Determine the number of lines holding the word "address"; answer with that number only.

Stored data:
===============
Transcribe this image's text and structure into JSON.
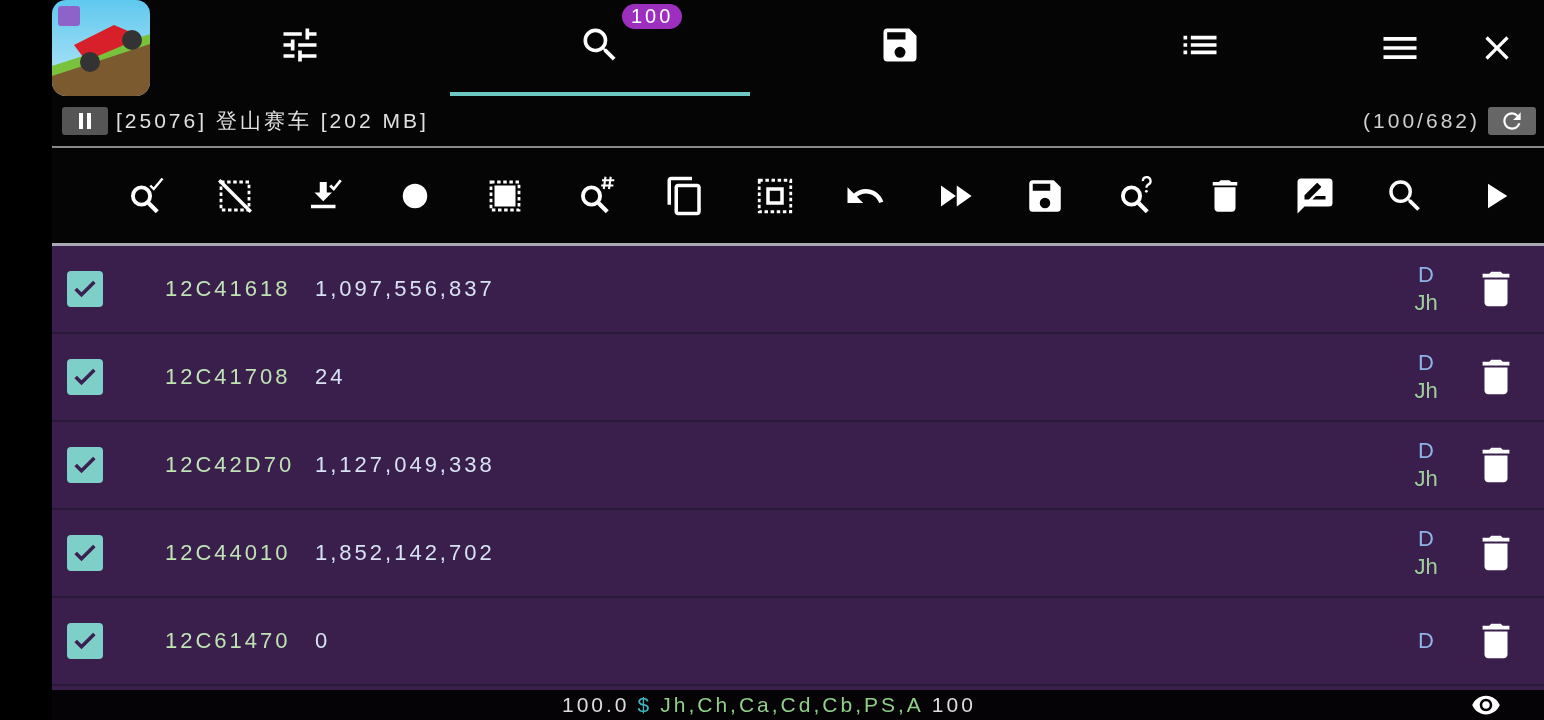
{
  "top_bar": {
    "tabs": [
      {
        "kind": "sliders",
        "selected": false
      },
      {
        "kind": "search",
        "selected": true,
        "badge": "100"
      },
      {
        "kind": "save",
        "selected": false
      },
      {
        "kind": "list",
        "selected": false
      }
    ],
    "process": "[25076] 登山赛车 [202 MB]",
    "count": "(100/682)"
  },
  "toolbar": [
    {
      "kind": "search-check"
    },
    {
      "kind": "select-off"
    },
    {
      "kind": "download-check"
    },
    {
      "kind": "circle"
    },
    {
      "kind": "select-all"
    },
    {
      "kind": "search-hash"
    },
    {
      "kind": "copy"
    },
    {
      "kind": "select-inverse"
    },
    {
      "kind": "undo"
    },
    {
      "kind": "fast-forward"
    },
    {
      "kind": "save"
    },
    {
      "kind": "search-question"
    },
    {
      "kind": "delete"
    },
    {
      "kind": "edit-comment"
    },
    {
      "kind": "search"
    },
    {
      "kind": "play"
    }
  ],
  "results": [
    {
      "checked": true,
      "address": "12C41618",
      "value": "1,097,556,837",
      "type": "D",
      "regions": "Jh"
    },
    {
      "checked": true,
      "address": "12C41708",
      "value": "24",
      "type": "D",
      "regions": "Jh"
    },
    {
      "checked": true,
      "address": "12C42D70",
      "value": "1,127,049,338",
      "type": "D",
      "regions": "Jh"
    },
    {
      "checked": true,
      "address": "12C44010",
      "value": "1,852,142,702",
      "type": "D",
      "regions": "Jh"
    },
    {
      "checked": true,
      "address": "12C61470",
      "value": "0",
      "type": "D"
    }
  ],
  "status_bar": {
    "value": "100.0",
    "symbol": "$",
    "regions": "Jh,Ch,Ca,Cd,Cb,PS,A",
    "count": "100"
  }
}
===============
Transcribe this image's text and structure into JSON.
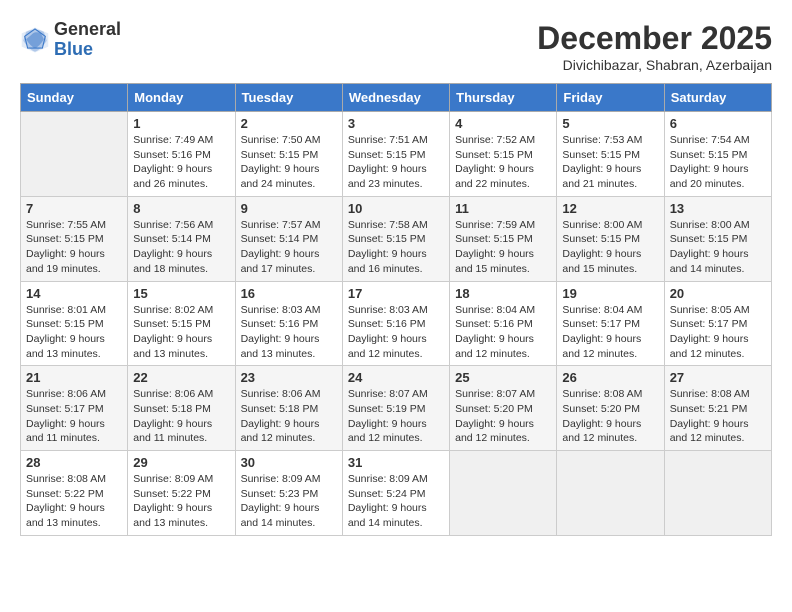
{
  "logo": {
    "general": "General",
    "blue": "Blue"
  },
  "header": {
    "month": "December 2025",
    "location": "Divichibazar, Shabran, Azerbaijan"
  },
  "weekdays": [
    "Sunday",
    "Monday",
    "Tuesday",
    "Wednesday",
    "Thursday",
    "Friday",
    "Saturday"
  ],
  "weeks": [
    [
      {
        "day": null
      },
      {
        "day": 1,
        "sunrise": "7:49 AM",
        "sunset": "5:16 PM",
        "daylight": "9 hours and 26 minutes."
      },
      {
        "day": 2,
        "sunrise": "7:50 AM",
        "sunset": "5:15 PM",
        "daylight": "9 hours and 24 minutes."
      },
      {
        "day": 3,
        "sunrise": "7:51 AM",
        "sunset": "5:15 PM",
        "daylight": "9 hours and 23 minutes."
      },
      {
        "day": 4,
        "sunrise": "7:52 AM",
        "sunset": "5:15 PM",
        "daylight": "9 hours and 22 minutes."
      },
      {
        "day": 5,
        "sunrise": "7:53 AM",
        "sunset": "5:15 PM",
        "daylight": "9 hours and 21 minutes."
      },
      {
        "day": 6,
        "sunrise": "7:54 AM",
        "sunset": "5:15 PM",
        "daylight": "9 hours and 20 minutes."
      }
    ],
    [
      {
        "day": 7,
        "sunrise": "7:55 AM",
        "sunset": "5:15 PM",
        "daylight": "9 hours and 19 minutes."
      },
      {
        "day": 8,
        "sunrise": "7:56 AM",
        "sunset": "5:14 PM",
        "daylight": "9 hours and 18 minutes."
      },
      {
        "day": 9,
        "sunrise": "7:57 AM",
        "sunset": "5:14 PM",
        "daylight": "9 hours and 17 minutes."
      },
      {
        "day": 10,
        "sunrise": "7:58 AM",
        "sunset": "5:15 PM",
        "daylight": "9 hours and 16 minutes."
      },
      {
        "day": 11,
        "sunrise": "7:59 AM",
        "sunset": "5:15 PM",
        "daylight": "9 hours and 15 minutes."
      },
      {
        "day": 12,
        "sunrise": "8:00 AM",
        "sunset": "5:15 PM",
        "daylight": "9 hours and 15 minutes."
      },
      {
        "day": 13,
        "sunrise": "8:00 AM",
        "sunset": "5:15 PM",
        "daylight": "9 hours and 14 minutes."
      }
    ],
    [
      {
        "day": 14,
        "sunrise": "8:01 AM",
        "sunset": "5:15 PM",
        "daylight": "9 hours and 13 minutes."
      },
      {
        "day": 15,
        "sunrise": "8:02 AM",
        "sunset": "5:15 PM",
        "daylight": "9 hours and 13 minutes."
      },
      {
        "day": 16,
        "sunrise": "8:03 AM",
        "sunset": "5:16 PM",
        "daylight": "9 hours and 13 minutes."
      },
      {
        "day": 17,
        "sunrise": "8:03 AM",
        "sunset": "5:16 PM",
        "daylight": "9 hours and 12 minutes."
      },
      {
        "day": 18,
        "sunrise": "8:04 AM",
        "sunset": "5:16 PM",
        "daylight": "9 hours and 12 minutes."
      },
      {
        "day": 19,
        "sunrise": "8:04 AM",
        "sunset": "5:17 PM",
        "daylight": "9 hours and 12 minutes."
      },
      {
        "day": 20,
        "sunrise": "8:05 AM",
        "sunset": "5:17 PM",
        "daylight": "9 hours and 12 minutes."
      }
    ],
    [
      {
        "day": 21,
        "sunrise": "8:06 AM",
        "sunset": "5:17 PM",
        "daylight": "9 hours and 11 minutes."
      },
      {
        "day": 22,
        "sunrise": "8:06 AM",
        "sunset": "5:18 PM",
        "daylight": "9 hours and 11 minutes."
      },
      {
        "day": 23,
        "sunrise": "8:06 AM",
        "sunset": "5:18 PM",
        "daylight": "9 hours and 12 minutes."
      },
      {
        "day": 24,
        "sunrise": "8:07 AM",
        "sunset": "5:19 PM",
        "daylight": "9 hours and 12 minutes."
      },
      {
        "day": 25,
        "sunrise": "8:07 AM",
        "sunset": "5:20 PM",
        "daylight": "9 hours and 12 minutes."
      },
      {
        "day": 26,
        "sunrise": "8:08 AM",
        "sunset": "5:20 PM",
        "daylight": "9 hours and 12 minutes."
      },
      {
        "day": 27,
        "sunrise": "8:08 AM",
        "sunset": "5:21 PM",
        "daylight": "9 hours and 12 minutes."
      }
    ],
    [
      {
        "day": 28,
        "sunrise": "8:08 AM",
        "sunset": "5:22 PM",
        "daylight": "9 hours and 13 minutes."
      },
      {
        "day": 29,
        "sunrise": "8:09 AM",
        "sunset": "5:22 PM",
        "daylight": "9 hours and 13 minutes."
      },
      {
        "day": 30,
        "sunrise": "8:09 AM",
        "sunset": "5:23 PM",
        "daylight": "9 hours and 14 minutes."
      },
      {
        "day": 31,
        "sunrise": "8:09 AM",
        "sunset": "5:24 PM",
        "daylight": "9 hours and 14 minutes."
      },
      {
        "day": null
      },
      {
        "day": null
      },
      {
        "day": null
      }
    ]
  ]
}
===============
- Result below
5